■ PROBLEM TO WORK ON ■
Convert every line of the entries below into a JSON list of strings, one string per line, leaving out blank lines.

■ INFORMATION PROVIDED ■

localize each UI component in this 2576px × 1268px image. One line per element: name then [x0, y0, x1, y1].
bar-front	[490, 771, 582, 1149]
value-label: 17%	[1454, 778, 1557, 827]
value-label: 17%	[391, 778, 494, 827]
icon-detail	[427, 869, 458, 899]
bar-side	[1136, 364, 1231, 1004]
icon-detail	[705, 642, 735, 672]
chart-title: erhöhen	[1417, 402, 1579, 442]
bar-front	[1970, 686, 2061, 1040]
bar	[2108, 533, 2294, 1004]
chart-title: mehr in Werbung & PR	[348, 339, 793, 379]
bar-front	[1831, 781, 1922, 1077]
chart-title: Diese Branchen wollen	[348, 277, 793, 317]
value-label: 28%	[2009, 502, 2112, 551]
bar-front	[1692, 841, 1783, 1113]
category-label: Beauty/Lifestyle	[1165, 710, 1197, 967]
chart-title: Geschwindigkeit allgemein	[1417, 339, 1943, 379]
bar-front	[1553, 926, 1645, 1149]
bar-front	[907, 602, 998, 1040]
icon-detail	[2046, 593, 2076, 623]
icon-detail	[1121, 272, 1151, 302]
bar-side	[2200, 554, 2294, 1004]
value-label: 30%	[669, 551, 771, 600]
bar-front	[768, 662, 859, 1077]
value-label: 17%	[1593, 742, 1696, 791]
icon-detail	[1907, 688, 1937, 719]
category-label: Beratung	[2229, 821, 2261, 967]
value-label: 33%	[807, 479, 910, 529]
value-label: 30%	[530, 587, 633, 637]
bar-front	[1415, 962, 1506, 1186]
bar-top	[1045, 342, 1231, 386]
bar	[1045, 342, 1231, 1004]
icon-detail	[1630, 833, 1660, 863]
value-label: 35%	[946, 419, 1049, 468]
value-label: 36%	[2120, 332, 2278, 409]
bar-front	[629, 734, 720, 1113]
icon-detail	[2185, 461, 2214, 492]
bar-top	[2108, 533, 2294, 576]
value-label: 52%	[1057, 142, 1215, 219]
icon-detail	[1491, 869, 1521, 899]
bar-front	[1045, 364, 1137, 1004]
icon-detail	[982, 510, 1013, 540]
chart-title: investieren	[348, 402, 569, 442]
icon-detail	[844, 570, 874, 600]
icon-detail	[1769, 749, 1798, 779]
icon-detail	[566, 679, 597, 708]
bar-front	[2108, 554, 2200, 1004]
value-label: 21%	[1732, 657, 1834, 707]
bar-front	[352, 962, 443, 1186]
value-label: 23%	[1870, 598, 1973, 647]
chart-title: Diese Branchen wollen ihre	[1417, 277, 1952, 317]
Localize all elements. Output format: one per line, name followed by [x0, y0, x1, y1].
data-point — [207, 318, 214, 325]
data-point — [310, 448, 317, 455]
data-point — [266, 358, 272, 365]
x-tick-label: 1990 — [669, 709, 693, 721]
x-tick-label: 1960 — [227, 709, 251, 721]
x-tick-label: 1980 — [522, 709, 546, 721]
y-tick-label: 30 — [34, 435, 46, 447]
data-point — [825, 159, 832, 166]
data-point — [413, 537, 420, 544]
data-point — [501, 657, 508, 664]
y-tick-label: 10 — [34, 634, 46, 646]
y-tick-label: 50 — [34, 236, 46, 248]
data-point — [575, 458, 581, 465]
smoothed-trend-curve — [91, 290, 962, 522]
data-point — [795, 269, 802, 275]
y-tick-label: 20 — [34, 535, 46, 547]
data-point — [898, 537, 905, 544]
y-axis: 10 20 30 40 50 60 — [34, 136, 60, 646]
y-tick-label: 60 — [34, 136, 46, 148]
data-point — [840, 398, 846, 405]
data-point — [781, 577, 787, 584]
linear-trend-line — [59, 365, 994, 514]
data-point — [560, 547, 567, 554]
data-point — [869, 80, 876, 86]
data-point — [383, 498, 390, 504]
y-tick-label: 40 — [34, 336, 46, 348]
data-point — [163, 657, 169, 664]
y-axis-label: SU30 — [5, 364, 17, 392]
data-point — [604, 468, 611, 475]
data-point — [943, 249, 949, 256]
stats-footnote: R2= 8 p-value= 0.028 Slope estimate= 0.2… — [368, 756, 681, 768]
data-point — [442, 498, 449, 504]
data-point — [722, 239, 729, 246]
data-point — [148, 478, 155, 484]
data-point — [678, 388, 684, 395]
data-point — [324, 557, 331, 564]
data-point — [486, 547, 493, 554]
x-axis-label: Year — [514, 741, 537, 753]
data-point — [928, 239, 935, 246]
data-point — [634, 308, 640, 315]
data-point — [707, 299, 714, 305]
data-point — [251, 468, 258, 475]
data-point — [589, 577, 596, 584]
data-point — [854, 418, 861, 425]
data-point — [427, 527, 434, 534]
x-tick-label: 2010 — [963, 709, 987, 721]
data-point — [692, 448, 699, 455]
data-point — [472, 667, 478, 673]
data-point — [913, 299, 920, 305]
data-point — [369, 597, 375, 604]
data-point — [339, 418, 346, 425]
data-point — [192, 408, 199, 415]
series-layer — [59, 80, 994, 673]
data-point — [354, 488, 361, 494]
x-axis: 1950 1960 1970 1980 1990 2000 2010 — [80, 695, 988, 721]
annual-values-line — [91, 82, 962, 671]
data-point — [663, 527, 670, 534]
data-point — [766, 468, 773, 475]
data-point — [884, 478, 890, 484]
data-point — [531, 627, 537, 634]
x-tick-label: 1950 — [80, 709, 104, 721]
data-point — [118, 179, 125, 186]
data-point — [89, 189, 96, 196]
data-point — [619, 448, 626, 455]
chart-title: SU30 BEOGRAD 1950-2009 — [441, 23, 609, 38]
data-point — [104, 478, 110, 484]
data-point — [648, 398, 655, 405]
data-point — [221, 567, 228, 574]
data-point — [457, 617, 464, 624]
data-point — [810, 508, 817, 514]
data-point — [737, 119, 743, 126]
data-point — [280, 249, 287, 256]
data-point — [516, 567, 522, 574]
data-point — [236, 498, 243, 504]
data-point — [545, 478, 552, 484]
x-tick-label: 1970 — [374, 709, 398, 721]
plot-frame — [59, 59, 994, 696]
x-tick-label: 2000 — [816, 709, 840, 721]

■ EXPECTED ANSWER ■
[
  "localize each UI component in this 2576px × 1268px image. One line per element: name then [x0, y0, x1, y1].",
  "bar-front\t[490, 771, 582, 1149]",
  "value-label: 17%\t[1454, 778, 1557, 827]",
  "value-label: 17%\t[391, 778, 494, 827]",
  "icon-detail\t[427, 869, 458, 899]",
  "bar-side\t[1136, 364, 1231, 1004]",
  "icon-detail\t[705, 642, 735, 672]",
  "chart-title: erhöhen\t[1417, 402, 1579, 442]",
  "bar-front\t[1970, 686, 2061, 1040]",
  "bar\t[2108, 533, 2294, 1004]",
  "chart-title: mehr in Werbung & PR\t[348, 339, 793, 379]",
  "bar-front\t[1831, 781, 1922, 1077]",
  "chart-title: Diese Branchen wollen\t[348, 277, 793, 317]",
  "value-label: 28%\t[2009, 502, 2112, 551]",
  "bar-front\t[1692, 841, 1783, 1113]",
  "category-label: Beauty/Lifestyle\t[1165, 710, 1197, 967]",
  "chart-title: Geschwindigkeit allgemein\t[1417, 339, 1943, 379]",
  "bar-front\t[1553, 926, 1645, 1149]",
  "bar-front\t[907, 602, 998, 1040]",
  "icon-detail\t[2046, 593, 2076, 623]",
  "icon-detail\t[1121, 272, 1151, 302]",
  "bar-side\t[2200, 554, 2294, 1004]",
  "value-label: 30%\t[669, 551, 771, 600]",
  "bar-front\t[768, 662, 859, 1077]",
  "value-label: 17%\t[1593, 742, 1696, 791]",
  "icon-detail\t[1907, 688, 1937, 719]",
  "category-label: Beratung\t[2229, 821, 2261, 967]",
  "value-label: 33%\t[807, 479, 910, 529]",
  "value-label: 30%\t[530, 587, 633, 637]",
  "bar-front\t[1415, 962, 1506, 1186]",
  "bar-top\t[1045, 342, 1231, 386]",
  "bar\t[1045, 342, 1231, 1004]",
  "icon-detail\t[1630, 833, 1660, 863]",
  "value-label: 35%\t[946, 419, 1049, 468]",
  "value-label: 36%\t[2120, 332, 2278, 409]",
  "bar-front\t[629, 734, 720, 1113]",
  "icon-detail\t[2185, 461, 2214, 492]",
  "bar-top\t[2108, 533, 2294, 576]",
  "value-label: 52%\t[1057, 142, 1215, 219]",
  "icon-detail\t[1491, 869, 1521, 899]",
  "bar-front\t[1045, 364, 1137, 1004]",
  "icon-detail\t[982, 510, 1013, 540]",
  "chart-title: investieren\t[348, 402, 569, 442]",
  "icon-detail\t[844, 570, 874, 600]",
  "icon-detail\t[1769, 749, 1798, 779]",
  "icon-detail\t[566, 679, 597, 708]",
  "bar-front\t[2108, 554, 2200, 1004]",
  "value-label: 21%\t[1732, 657, 1834, 707]",
  "bar-front\t[352, 962, 443, 1186]",
  "value-label: 23%\t[1870, 598, 1973, 647]",
  "chart-title: Diese Branchen wollen ihre\t[1417, 277, 1952, 317]",
  "Localize all elements. Output format: one per line, name followed by [x0, y0, x1, y1].",
  "data-point — [207, 318, 214, 325]",
  "data-point — [310, 448, 317, 455]",
  "data-point — [266, 358, 272, 365]",
  "x-tick-label: 1990 — [669, 709, 693, 721]",
  "x-tick-label: 1960 — [227, 709, 251, 721]",
  "x-tick-label: 1980 — [522, 709, 546, 721]",
  "y-tick-label: 30 — [34, 435, 46, 447]",
  "data-point — [825, 159, 832, 166]",
  "data-point — [413, 537, 420, 544]",
  "data-point — [501, 657, 508, 664]",
  "y-tick-label: 10 — [34, 634, 46, 646]",
  "y-tick-label: 50 — [34, 236, 46, 248]",
  "data-point — [575, 458, 581, 465]",
  "smoothed-trend-curve — [91, 290, 962, 522]",
  "data-point — [795, 269, 802, 275]",
  "y-tick-label: 20 — [34, 535, 46, 547]",
  "data-point — [898, 537, 905, 544]",
  "y-axis: 10 20 30 40 50 60 — [34, 136, 60, 646]",
  "y-tick-label: 60 — [34, 136, 46, 148]",
  "data-point — [840, 398, 846, 405]",
  "data-point — [781, 577, 787, 584]",
  "linear-trend-line — [59, 365, 994, 514]",
  "data-point — [560, 547, 567, 554]",
  "data-point — [869, 80, 876, 86]",
  "data-point — [383, 498, 390, 504]",
  "y-tick-label: 40 — [34, 336, 46, 348]",
  "data-point — [163, 657, 169, 664]",
  "y-axis-label: SU30 — [5, 364, 17, 392]",
  "data-point — [604, 468, 611, 475]",
  "data-point — [943, 249, 949, 256]",
  "stats-footnote: R2= 8 p-value= 0.028 Slope estimate= 0.2… — [368, 756, 681, 768]",
  "data-point — [442, 498, 449, 504]",
  "data-point — [722, 239, 729, 246]",
  "data-point — [148, 478, 155, 484]",
  "data-point — [678, 388, 684, 395]",
  "data-point — [324, 557, 331, 564]",
  "data-point — [486, 547, 493, 554]",
  "x-axis-label: Year — [514, 741, 537, 753]",
  "data-point — [928, 239, 935, 246]",
  "data-point — [634, 308, 640, 315]",
  "data-point — [707, 299, 714, 305]",
  "data-point — [251, 468, 258, 475]",
  "data-point — [589, 577, 596, 584]",
  "data-point — [854, 418, 861, 425]",
  "data-point — [427, 527, 434, 534]",
  "x-tick-label: 2010 — [963, 709, 987, 721]",
  "data-point — [692, 448, 699, 455]",
  "data-point — [472, 667, 478, 673]",
  "data-point — [913, 299, 920, 305]",
  "data-point — [369, 597, 375, 604]",
  "data-point — [339, 418, 346, 425]",
  "data-point — [192, 408, 199, 415]",
  "series-layer — [59, 80, 994, 673]",
  "data-point — [354, 488, 361, 494]",
  "x-axis: 1950 1960 1970 1980 1990 2000 2010 — [80, 695, 988, 721]",
  "annual-values-line — [91, 82, 962, 671]",
  "data-point — [663, 527, 670, 534]",
  "data-point — [766, 468, 773, 475]",
  "data-point — [884, 478, 890, 484]",
  "data-point — [531, 627, 537, 634]",
  "x-tick-label: 1950 — [80, 709, 104, 721]",
  "data-point — [118, 179, 125, 186]",
  "data-point — [89, 189, 96, 196]",
  "data-point — [619, 448, 626, 455]",
  "chart-title: SU30 BEOGRAD 1950-2009 — [441, 23, 609, 38]",
  "data-point — [104, 478, 110, 484]",
  "data-point — [648, 398, 655, 405]",
  "data-point — [221, 567, 228, 574]",
  "data-point — [457, 617, 464, 624]",
  "data-point — [810, 508, 817, 514]",
  "data-point — [737, 119, 743, 126]",
  "data-point — [280, 249, 287, 256]",
  "data-point — [516, 567, 522, 574]",
  "data-point — [236, 498, 243, 504]",
  "data-point — [545, 478, 552, 484]",
  "x-tick-label: 1970 — [374, 709, 398, 721]",
  "plot-frame — [59, 59, 994, 696]",
  "x-tick-label: 2000 — [816, 709, 840, 721]"
]